**What you have to do**
All the data should come back exactly as it was given.

——————————

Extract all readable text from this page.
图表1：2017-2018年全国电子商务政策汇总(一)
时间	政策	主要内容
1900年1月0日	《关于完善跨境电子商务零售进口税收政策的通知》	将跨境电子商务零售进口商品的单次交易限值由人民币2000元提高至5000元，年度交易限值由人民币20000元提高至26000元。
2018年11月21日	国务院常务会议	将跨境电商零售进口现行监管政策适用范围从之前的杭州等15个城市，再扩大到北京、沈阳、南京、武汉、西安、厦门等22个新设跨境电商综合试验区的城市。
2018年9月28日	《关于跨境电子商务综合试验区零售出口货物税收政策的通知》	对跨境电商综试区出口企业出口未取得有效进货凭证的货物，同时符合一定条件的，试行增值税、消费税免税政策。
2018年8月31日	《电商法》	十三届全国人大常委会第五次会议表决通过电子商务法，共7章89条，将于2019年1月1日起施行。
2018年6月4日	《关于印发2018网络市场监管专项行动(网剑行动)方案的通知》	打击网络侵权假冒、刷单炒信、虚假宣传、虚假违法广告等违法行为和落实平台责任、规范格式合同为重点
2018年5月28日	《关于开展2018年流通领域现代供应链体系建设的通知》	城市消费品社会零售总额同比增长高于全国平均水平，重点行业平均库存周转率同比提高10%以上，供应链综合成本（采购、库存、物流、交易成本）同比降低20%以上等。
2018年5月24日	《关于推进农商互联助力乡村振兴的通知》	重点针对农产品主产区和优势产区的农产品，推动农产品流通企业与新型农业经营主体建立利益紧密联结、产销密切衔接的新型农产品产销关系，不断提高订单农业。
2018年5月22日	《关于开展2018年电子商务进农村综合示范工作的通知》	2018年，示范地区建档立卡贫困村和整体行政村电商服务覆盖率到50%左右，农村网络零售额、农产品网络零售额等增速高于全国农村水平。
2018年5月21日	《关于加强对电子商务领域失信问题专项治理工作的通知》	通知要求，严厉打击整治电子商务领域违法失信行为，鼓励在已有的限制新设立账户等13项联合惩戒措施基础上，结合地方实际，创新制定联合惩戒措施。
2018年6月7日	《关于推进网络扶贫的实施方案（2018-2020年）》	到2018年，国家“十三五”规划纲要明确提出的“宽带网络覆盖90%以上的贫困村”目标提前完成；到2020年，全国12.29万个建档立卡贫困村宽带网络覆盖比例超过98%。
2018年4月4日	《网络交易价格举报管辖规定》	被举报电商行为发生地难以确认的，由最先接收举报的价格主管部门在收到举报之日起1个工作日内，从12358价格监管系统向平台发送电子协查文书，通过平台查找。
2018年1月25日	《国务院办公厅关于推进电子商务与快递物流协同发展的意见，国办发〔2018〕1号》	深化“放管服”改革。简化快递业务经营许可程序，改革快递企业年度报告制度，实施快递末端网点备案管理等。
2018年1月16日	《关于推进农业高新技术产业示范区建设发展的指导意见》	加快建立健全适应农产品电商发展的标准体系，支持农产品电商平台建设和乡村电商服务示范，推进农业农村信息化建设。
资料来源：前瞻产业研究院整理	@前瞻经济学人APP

——————————

**Reply to the exercise**
Extract all readable text from this page.
图表1：2017-2018年全国电子商务政策汇总(一)
时间	政策	主要内容
1900年1月0日	《关于完善跨境电子商务零售进口税收政策的通知》	将跨境电子商务零售进口商品的单次交易限值由人民币2000元提高至5000元，年度交易限值由人民币20000元提高至26000元。
2018年11月21日	国务院常务会议	将跨境电商零售进口现行监管政策适用范围从之前的杭州等15个城市，再扩大到北京、沈阳、南京、武汉、西安、厦门等22个新设跨境电商综合试验区的城市。
2018年9月28日	《关于跨境电子商务综合试验区零售出口货物税收政策的通知》	对跨境电商综试区出口企业出口未取得有效进货凭证的货物，同时符合一定条件的，试行增值税、消费税免税政策。
2018年8月31日	《电商法》	十三届全国人大常委会第五次会议表决通过电子商务法，共7章89条，将于2019年1月1日起施行。
2018年6月4日	《关于印发2018网络市场监管专项行动(网剑行动)方案的通知》	打击网络侵权假冒、刷单炒信、虚假宣传、虚假违法广告等违法行为和落实平台责任、规范格式合同为重点
2018年5月28日	《关于开展2018年流通领域现代供应链体系建设的通知》	城市消费品社会零售总额同比增长高于全国平均水平，重点行业平均库存周转率同比提高10%以上，供应链综合成本（采购、库存、物流、交易成本）同比降低20%以上等。
2018年5月24日	《关于推进农商互联助力乡村振兴的通知》	重点针对农产品主产区和优势产区的农产品，推动农产品流通企业与新型农业经营主体建立利益紧密联结、产销密切衔接的新型农产品产销关系，不断提高订单农业。
2018年5月22日	《关于开展2018年电子商务进农村综合示范工作的通知》	2018年，示范地区建档立卡贫困村和整体行政村电商服务覆盖率到50%左右，农村网络零售额、农产品网络零售额等增速高于全国农村水平。
2018年5月21日	《关于加强对电子商务领域失信问题专项治理工作的通知》	通知要求，严厉打击整治电子商务领域违法失信行为，鼓励在已有的限制新设立账户等13项联合惩戒措施基础上，结合地方实际，创新制定联合惩戒措施。
2018年6月7日	《关于推进网络扶贫的实施方案（2018-2020年）》	到2018年，国家“十三五”规划纲要明确提出的“宽带网络覆盖90%以上的贫困村”目标提前完成；到2020年，全国12.29万个建档立卡贫困村宽带网络覆盖比例超过98%。
2018年4月4日	《网络交易价格举报管辖规定》	被举报电商行为发生地难以确认的，由最先接收举报的价格主管部门在收到举报之日起1个工作日内，从12358价格监管系统向平台发送电子协查文书，通过平台查找。
2018年1月25日	《国务院办公厅关于推进电子商务与快递物流协同发展的意见，国办发〔2018〕1号》	深化“放管服”改革。简化快递业务经营许可程序，改革快递企业年度报告制度，实施快递末端网点备案管理等。
2018年1月16日	《关于推进农业高新技术产业示范区建设发展的指导意见》	加快建立健全适应农产品电商发展的标准体系，支持农产品电商平台建设和乡村电商服务示范，推进农业农村信息化建设。
资料来源：前瞻产业研究院整理	@前瞻经济学人APP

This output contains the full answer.